WHAT YOU HAVE TO DO
Filter the listing below, copying every line in which the word "Infoscan" appears.

━━━━━ RAW DATA ━━━━━

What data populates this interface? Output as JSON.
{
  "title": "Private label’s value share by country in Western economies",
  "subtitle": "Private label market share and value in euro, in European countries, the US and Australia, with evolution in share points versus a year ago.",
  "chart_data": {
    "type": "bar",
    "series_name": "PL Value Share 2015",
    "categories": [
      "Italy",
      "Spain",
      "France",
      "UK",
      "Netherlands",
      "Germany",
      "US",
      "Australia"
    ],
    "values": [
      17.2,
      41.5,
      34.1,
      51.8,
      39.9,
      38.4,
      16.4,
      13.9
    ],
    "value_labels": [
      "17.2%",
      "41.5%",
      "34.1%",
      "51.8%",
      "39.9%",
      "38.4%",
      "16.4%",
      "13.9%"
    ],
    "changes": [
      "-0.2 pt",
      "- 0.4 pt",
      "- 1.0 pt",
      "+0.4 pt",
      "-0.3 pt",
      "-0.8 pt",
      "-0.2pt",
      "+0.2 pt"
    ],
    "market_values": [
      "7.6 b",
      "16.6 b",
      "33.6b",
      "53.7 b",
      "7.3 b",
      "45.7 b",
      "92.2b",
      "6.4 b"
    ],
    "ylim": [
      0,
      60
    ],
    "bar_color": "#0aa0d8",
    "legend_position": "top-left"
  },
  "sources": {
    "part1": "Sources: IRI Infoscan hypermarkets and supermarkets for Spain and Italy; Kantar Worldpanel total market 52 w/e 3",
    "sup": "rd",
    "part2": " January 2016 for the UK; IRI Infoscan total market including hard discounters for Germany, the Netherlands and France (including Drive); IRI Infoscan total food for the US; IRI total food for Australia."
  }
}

━━━━━
━━━━━ RAW DATA ━━━━━

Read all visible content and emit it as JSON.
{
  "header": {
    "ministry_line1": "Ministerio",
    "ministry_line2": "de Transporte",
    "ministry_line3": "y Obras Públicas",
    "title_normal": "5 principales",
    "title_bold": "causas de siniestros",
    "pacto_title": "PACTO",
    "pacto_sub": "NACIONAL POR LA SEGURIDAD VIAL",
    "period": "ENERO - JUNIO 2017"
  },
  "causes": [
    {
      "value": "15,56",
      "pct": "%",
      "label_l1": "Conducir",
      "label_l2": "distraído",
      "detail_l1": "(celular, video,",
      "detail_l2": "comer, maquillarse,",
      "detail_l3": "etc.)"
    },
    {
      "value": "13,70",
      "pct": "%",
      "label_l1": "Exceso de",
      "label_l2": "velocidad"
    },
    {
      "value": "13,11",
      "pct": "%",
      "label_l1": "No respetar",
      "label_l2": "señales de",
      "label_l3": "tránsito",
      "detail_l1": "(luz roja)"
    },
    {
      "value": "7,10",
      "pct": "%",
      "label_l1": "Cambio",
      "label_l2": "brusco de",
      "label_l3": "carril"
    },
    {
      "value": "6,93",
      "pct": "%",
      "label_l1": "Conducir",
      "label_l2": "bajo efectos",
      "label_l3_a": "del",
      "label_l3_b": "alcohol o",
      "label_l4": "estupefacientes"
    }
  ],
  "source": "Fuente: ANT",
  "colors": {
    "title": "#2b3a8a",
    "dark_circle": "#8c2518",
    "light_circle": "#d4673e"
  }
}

━━━━━

RIGHT ANSWER
    "part1": "Sources: IRI Infoscan hypermarkets and supermarkets for Spain and Italy; Kantar Worldpanel total market 52 w/e 3",
    "part2": " January 2016 for the UK; IRI Infoscan total market including hard discounters for Germany, the Netherlands and France (including Drive); IRI Infoscan total food for the US; IRI total food for Australia."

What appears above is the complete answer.